Dataset items:
============================================================

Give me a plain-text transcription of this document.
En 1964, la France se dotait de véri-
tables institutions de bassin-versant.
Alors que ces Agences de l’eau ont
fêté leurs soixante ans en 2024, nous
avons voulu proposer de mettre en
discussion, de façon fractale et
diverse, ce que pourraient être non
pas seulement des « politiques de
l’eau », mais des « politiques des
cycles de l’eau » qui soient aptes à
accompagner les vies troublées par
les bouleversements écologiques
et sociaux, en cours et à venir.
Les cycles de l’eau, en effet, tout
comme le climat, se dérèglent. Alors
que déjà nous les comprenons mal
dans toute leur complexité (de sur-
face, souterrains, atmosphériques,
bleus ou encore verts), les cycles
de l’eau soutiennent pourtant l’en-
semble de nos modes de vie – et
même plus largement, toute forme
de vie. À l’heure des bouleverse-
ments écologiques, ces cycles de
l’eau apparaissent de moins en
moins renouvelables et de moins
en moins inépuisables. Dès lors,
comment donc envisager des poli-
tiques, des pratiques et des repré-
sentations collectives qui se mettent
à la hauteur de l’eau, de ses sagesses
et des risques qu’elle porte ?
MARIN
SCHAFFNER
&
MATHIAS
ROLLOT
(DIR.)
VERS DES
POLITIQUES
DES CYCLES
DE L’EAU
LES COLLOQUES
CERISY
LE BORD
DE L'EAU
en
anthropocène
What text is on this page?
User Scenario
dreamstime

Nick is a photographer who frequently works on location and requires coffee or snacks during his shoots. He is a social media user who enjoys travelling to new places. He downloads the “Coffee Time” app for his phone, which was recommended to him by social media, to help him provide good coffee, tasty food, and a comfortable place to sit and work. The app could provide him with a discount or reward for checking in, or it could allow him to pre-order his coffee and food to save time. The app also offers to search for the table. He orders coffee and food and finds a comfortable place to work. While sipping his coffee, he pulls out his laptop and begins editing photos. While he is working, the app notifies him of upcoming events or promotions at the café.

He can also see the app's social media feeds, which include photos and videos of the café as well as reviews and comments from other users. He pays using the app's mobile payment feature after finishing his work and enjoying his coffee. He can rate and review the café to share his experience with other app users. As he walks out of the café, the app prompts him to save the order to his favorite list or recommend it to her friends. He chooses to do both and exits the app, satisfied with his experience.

============================================================

◆ Goal
Everything from the line containing "What text is on this page?" to the end of the data above should be quoted exactly, please, both ends included, and nothing outside that span.

◆ Answer below
What text is on this page?
User Scenario
dreamstime

Nick is a photographer who frequently works on location and requires coffee or snacks during his shoots. He is a social media user who enjoys travelling to new places. He downloads the “Coffee Time” app for his phone, which was recommended to him by social media, to help him provide good coffee, tasty food, and a comfortable place to sit and work. The app could provide him with a discount or reward for checking in, or it could allow him to pre-order his coffee and food to save time. The app also offers to search for the table. He orders coffee and food and finds a comfortable place to work. While sipping his coffee, he pulls out his laptop and begins editing photos. While he is working, the app notifies him of upcoming events or promotions at the café.

He can also see the app's social media feeds, which include photos and videos of the café as well as reviews and comments from other users. He pays using the app's mobile payment feature after finishing his work and enjoying his coffee. He can rate and review the café to share his experience with other app users. As he walks out of the café, the app prompts him to save the order to his favorite list or recommend it to her friends. He chooses to do both and exits the app, satisfied with his experience.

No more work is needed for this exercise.